→ Exercise directions: Set down exactly the lines from the one containing "Type out the text in this image." through the end of the records below, both included, and nothing else.

Collected data:
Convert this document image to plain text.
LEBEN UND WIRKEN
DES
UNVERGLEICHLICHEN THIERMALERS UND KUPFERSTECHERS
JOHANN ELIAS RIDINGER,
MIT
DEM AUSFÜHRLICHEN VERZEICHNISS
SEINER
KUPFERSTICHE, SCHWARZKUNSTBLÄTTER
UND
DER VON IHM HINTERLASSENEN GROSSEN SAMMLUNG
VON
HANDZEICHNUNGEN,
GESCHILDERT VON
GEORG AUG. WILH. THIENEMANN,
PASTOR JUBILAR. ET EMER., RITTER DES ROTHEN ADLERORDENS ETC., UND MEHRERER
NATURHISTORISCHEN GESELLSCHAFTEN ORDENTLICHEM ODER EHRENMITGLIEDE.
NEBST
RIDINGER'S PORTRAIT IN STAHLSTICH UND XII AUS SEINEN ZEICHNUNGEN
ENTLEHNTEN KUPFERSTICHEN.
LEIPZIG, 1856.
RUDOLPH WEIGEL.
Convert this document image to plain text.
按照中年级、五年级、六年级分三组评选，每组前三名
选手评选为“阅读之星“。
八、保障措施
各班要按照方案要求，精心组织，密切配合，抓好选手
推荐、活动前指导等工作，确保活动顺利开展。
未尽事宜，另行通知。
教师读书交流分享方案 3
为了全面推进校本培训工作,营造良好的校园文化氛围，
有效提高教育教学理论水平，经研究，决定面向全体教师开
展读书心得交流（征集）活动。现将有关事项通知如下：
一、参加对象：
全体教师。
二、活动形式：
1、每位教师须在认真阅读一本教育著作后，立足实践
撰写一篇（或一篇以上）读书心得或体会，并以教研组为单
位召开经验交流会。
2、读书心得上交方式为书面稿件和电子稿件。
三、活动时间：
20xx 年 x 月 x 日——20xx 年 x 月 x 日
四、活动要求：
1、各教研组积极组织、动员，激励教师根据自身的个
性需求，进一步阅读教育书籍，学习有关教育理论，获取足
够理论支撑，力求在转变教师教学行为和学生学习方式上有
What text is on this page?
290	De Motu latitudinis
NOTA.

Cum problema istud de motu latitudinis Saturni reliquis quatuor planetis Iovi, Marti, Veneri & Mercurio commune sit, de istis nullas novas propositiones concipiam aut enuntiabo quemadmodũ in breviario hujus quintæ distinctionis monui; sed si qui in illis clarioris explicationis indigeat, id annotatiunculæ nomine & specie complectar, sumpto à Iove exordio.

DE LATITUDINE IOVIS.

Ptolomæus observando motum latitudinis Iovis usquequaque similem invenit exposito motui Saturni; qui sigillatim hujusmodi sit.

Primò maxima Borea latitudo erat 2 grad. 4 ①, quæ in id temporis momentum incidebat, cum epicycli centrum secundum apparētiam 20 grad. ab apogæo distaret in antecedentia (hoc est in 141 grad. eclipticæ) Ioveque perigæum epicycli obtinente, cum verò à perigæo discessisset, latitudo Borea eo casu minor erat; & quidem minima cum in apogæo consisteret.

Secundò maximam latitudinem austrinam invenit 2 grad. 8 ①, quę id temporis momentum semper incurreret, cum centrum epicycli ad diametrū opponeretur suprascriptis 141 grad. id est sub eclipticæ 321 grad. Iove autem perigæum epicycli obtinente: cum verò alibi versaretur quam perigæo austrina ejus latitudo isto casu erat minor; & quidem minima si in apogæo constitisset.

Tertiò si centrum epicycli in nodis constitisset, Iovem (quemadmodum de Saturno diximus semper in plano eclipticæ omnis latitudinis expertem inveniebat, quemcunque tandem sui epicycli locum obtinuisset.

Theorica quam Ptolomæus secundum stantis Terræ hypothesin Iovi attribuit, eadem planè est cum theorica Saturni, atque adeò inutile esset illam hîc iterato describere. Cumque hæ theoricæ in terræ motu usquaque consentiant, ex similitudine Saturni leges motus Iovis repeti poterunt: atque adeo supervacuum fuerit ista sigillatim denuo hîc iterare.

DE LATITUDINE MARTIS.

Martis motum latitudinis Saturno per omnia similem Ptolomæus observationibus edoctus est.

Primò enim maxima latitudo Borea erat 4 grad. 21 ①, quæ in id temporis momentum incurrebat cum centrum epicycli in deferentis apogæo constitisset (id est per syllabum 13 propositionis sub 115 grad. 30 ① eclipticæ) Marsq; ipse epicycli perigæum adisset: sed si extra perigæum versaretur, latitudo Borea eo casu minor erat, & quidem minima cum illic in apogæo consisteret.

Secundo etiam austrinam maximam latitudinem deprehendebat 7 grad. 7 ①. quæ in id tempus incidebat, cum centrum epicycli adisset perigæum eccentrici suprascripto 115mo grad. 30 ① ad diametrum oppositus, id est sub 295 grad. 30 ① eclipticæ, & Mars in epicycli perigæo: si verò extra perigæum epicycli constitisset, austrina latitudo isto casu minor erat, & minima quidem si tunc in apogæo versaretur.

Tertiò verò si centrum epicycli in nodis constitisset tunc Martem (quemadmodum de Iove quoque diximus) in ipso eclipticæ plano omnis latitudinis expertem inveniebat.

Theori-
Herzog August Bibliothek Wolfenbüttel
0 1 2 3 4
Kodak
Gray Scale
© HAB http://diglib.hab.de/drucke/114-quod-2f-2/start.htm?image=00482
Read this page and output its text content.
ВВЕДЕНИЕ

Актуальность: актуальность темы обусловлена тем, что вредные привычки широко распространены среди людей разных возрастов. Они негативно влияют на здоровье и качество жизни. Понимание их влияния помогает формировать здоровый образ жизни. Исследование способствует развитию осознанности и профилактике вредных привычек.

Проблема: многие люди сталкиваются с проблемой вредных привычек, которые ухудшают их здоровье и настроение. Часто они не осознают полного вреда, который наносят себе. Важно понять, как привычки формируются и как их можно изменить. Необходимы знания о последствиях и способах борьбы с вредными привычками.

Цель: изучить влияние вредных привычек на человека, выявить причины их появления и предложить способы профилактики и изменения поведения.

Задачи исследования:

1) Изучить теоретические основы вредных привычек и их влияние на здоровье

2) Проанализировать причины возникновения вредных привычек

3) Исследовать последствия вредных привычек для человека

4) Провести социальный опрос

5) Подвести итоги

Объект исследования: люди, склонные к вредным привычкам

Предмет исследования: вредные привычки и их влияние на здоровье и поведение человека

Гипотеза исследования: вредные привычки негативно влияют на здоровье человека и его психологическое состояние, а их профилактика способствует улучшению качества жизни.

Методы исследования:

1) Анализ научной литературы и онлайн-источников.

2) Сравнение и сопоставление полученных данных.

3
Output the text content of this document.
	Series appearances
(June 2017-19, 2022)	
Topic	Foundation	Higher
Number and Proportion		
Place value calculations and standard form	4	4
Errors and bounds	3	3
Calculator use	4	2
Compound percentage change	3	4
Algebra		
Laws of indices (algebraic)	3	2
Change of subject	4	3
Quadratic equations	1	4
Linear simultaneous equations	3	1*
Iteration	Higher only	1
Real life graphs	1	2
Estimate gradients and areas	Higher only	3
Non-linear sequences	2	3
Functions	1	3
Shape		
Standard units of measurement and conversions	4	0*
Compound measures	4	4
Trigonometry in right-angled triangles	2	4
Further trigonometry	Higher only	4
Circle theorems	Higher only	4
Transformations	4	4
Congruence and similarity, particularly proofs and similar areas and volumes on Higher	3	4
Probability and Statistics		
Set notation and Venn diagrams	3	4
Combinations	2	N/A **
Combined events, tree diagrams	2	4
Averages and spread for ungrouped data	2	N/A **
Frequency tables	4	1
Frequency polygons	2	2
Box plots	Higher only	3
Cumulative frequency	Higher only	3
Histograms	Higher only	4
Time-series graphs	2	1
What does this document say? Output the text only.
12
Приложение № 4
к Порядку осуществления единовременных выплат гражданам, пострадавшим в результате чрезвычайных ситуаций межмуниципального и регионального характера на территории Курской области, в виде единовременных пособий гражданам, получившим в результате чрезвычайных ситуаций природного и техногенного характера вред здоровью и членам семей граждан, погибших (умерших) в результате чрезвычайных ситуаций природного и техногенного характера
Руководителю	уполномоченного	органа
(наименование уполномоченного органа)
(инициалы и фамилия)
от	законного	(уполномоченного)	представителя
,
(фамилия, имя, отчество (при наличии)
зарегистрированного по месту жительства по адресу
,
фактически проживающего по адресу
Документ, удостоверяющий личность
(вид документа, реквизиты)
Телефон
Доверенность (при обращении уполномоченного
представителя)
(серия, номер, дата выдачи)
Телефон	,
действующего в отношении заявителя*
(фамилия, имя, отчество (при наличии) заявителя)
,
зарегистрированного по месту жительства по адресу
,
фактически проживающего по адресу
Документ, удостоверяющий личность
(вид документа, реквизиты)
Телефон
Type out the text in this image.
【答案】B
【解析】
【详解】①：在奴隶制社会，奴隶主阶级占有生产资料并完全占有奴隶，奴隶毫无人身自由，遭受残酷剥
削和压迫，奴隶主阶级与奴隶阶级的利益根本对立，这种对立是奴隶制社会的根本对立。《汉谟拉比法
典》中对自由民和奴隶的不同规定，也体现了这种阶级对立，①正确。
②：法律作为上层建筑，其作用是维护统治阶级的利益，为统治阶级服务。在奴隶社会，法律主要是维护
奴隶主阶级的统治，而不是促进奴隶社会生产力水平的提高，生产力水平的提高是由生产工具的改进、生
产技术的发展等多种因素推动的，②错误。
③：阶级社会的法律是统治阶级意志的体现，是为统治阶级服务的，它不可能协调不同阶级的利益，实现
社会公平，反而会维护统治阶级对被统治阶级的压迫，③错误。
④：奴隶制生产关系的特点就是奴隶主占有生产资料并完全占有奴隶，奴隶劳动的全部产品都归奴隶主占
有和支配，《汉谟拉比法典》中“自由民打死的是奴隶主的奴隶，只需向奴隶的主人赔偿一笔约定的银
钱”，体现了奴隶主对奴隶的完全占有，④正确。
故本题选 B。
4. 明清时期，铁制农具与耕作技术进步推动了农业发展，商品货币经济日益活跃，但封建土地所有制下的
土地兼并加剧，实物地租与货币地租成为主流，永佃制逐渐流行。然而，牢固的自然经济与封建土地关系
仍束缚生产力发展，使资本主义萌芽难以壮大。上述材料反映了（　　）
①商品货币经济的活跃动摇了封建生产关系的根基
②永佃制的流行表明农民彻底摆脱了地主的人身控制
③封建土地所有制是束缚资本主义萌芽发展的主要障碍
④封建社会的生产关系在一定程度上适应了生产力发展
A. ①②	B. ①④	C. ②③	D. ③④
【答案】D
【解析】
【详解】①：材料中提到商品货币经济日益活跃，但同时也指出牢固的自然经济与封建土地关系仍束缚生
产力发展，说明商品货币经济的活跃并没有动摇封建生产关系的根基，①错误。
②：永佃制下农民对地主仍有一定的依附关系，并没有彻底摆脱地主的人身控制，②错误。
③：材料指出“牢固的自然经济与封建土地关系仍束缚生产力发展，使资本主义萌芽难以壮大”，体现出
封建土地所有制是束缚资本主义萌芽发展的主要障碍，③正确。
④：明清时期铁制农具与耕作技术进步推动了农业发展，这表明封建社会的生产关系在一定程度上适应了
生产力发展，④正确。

→ Task response:
Type out the text in this image.
【答案】B
【解析】
【详解】①：在奴隶制社会，奴隶主阶级占有生产资料并完全占有奴隶，奴隶毫无人身自由，遭受残酷剥
削和压迫，奴隶主阶级与奴隶阶级的利益根本对立，这种对立是奴隶制社会的根本对立。《汉谟拉比法
典》中对自由民和奴隶的不同规定，也体现了这种阶级对立，①正确。
②：法律作为上层建筑，其作用是维护统治阶级的利益，为统治阶级服务。在奴隶社会，法律主要是维护
奴隶主阶级的统治，而不是促进奴隶社会生产力水平的提高，生产力水平的提高是由生产工具的改进、生
产技术的发展等多种因素推动的，②错误。
③：阶级社会的法律是统治阶级意志的体现，是为统治阶级服务的，它不可能协调不同阶级的利益，实现
社会公平，反而会维护统治阶级对被统治阶级的压迫，③错误。
④：奴隶制生产关系的特点就是奴隶主占有生产资料并完全占有奴隶，奴隶劳动的全部产品都归奴隶主占
有和支配，《汉谟拉比法典》中“自由民打死的是奴隶主的奴隶，只需向奴隶的主人赔偿一笔约定的银
钱”，体现了奴隶主对奴隶的完全占有，④正确。
故本题选 B。
4. 明清时期，铁制农具与耕作技术进步推动了农业发展，商品货币经济日益活跃，但封建土地所有制下的
土地兼并加剧，实物地租与货币地租成为主流，永佃制逐渐流行。然而，牢固的自然经济与封建土地关系
仍束缚生产力发展，使资本主义萌芽难以壮大。上述材料反映了（　　）
①商品货币经济的活跃动摇了封建生产关系的根基
②永佃制的流行表明农民彻底摆脱了地主的人身控制
③封建土地所有制是束缚资本主义萌芽发展的主要障碍
④封建社会的生产关系在一定程度上适应了生产力发展
A. ①②	B. ①④	C. ②③	D. ③④
【答案】D
【解析】
【详解】①：材料中提到商品货币经济日益活跃，但同时也指出牢固的自然经济与封建土地关系仍束缚生
产力发展，说明商品货币经济的活跃并没有动摇封建生产关系的根基，①错误。
②：永佃制下农民对地主仍有一定的依附关系，并没有彻底摆脱地主的人身控制，②错误。
③：材料指出“牢固的自然经济与封建土地关系仍束缚生产力发展，使资本主义萌芽难以壮大”，体现出
封建土地所有制是束缚资本主义萌芽发展的主要障碍，③正确。
④：明清时期铁制农具与耕作技术进步推动了农业发展，这表明封建社会的生产关系在一定程度上适应了
生产力发展，④正确。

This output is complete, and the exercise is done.